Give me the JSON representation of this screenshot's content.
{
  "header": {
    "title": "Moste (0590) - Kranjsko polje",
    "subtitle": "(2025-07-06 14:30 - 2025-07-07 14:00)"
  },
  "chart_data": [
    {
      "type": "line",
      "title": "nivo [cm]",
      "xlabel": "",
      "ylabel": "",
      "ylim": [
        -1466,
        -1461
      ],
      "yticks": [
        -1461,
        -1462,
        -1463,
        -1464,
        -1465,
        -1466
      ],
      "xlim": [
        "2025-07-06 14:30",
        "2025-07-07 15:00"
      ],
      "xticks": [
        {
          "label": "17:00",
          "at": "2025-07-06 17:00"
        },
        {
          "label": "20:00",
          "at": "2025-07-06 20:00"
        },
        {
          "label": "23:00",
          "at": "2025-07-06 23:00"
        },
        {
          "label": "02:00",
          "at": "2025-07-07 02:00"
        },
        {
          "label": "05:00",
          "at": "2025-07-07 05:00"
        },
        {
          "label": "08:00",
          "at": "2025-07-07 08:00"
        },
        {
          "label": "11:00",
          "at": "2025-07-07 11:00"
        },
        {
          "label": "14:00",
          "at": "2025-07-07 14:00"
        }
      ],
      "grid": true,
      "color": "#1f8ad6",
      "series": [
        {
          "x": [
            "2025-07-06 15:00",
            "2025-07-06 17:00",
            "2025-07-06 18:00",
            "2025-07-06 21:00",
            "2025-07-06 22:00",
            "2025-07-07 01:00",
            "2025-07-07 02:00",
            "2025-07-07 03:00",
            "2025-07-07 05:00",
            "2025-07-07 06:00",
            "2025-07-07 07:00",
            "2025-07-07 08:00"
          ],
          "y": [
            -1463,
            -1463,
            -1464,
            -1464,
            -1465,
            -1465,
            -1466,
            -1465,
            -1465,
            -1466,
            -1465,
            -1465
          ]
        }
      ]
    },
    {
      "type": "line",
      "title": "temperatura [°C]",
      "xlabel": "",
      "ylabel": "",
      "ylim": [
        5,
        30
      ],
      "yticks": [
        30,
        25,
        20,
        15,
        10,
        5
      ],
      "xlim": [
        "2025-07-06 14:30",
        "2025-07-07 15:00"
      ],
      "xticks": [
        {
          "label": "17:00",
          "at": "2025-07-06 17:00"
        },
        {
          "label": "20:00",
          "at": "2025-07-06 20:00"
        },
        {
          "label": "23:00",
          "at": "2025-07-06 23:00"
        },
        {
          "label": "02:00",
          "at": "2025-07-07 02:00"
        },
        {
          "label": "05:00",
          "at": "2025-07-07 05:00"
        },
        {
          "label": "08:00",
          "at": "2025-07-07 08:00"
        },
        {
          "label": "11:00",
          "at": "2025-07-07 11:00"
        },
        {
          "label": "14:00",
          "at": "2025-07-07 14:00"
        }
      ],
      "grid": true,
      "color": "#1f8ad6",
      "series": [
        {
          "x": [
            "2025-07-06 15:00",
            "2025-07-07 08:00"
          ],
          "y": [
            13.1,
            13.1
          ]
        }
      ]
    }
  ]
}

######

Write out the entries above once more, without altering anything.

**Problem solution**:
Give me the JSON representation of this screenshot's content.
{
  "header": {
    "title": "Moste (0590) - Kranjsko polje",
    "subtitle": "(2025-07-06 14:30 - 2025-07-07 14:00)"
  },
  "chart_data": [
    {
      "type": "line",
      "title": "nivo [cm]",
      "xlabel": "",
      "ylabel": "",
      "ylim": [
        -1466,
        -1461
      ],
      "yticks": [
        -1461,
        -1462,
        -1463,
        -1464,
        -1465,
        -1466
      ],
      "xlim": [
        "2025-07-06 14:30",
        "2025-07-07 15:00"
      ],
      "xticks": [
        {
          "label": "17:00",
          "at": "2025-07-06 17:00"
        },
        {
          "label": "20:00",
          "at": "2025-07-06 20:00"
        },
        {
          "label": "23:00",
          "at": "2025-07-06 23:00"
        },
        {
          "label": "02:00",
          "at": "2025-07-07 02:00"
        },
        {
          "label": "05:00",
          "at": "2025-07-07 05:00"
        },
        {
          "label": "08:00",
          "at": "2025-07-07 08:00"
        },
        {
          "label": "11:00",
          "at": "2025-07-07 11:00"
        },
        {
          "label": "14:00",
          "at": "2025-07-07 14:00"
        }
      ],
      "grid": true,
      "color": "#1f8ad6",
      "series": [
        {
          "x": [
            "2025-07-06 15:00",
            "2025-07-06 17:00",
            "2025-07-06 18:00",
            "2025-07-06 21:00",
            "2025-07-06 22:00",
            "2025-07-07 01:00",
            "2025-07-07 02:00",
            "2025-07-07 03:00",
            "2025-07-07 05:00",
            "2025-07-07 06:00",
            "2025-07-07 07:00",
            "2025-07-07 08:00"
          ],
          "y": [
            -1463,
            -1463,
            -1464,
            -1464,
            -1465,
            -1465,
            -1466,
            -1465,
            -1465,
            -1466,
            -1465,
            -1465
          ]
        }
      ]
    },
    {
      "type": "line",
      "title": "temperatura [°C]",
      "xlabel": "",
      "ylabel": "",
      "ylim": [
        5,
        30
      ],
      "yticks": [
        30,
        25,
        20,
        15,
        10,
        5
      ],
      "xlim": [
        "2025-07-06 14:30",
        "2025-07-07 15:00"
      ],
      "xticks": [
        {
          "label": "17:00",
          "at": "2025-07-06 17:00"
        },
        {
          "label": "20:00",
          "at": "2025-07-06 20:00"
        },
        {
          "label": "23:00",
          "at": "2025-07-06 23:00"
        },
        {
          "label": "02:00",
          "at": "2025-07-07 02:00"
        },
        {
          "label": "05:00",
          "at": "2025-07-07 05:00"
        },
        {
          "label": "08:00",
          "at": "2025-07-07 08:00"
        },
        {
          "label": "11:00",
          "at": "2025-07-07 11:00"
        },
        {
          "label": "14:00",
          "at": "2025-07-07 14:00"
        }
      ],
      "grid": true,
      "color": "#1f8ad6",
      "series": [
        {
          "x": [
            "2025-07-06 15:00",
            "2025-07-07 08:00"
          ],
          "y": [
            13.1,
            13.1
          ]
        }
      ]
    }
  ]
}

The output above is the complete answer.